Spot each line in the records below where the word "Civil" occurs, then copy it.

=== GIVEN DATA ===

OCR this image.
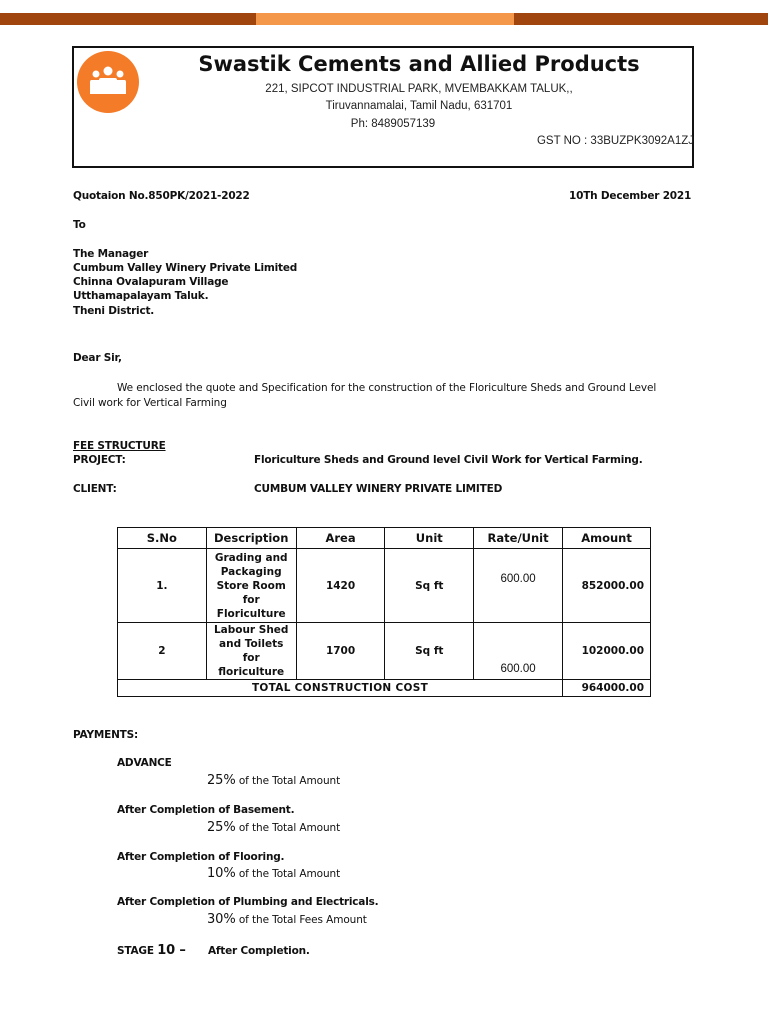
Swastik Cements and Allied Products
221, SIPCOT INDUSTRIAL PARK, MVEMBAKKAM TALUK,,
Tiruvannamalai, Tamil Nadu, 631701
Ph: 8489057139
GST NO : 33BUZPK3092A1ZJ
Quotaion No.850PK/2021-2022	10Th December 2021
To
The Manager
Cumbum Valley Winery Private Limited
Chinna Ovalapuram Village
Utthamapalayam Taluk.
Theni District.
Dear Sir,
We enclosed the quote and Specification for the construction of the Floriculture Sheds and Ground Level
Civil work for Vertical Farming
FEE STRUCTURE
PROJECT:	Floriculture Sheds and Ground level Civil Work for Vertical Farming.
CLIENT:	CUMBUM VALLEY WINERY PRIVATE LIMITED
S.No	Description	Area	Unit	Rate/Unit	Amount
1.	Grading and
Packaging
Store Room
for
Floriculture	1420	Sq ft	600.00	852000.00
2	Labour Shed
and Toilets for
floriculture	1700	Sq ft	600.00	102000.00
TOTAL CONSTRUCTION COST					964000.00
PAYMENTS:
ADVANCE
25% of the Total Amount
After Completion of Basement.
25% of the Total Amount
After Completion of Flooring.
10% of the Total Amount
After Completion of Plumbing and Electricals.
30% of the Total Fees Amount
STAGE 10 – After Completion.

===

» **ANSWER TO THIS EXERCISE**
Civil work for Vertical Farming
PROJECT:	Floriculture Sheds and Ground level Civil Work for Vertical Farming.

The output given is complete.